BRIEF –
Count the lines that include the string "Spectrum", and give only that number.

Figure record extracts
** START **
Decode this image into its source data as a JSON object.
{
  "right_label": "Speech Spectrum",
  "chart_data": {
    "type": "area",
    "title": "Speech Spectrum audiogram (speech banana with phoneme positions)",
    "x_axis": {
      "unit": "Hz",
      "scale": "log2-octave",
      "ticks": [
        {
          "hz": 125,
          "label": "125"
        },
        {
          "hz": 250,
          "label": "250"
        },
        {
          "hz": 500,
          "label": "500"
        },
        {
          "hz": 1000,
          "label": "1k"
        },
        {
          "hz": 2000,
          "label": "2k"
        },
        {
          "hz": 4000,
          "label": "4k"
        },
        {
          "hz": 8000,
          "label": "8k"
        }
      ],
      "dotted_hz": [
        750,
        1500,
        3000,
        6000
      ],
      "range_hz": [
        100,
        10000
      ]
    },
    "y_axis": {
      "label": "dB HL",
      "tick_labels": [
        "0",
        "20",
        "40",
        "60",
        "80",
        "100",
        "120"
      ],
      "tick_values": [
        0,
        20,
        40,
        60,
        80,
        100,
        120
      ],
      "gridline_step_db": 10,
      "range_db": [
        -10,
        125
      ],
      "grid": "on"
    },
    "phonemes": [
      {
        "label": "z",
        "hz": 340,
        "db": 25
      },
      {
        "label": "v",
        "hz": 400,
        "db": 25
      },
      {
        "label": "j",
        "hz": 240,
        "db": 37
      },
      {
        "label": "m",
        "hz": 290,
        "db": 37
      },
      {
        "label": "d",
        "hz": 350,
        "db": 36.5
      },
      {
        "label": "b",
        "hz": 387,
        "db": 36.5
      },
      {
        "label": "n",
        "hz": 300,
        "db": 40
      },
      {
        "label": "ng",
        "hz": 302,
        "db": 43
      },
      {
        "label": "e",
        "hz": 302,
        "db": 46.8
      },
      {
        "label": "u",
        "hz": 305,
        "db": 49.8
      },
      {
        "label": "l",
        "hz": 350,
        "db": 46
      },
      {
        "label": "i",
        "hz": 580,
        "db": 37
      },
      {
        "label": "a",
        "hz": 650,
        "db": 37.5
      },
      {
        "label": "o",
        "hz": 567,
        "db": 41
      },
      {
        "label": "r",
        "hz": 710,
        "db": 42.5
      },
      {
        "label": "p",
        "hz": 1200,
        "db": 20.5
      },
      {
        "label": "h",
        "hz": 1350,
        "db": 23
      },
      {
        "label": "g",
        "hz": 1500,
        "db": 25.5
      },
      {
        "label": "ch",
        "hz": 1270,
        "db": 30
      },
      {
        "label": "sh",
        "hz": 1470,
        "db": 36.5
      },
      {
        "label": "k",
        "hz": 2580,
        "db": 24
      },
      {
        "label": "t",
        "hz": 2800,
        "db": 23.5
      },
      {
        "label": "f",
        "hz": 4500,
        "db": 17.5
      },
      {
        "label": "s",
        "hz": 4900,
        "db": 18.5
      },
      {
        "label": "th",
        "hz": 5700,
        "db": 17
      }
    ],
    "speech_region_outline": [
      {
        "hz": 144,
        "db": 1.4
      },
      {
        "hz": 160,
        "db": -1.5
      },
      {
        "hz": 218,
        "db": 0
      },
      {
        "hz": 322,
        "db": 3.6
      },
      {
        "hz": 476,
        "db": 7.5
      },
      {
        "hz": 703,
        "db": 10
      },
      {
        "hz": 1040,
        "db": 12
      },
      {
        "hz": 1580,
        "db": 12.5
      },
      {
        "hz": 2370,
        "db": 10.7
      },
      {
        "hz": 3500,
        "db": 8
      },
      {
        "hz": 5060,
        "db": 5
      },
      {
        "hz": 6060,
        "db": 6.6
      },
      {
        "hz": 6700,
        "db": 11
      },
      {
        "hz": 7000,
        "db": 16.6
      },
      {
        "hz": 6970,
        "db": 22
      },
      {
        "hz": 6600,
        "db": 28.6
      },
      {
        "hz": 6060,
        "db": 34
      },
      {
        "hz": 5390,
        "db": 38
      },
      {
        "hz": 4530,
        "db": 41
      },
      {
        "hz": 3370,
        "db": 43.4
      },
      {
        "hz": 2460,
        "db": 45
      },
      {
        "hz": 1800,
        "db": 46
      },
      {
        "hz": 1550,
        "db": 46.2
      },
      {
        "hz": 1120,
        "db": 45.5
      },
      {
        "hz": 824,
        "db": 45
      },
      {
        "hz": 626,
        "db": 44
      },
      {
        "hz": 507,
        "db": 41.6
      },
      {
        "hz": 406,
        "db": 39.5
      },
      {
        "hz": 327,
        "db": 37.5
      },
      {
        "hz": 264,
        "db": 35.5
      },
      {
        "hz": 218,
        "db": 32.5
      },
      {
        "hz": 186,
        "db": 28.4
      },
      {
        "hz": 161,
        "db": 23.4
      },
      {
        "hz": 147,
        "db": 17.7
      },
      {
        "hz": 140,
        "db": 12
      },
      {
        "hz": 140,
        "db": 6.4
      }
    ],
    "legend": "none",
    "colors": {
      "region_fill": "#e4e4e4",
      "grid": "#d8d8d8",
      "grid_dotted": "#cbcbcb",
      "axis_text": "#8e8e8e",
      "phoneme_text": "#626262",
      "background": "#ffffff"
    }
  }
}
** END **
FULL ANSWER –
2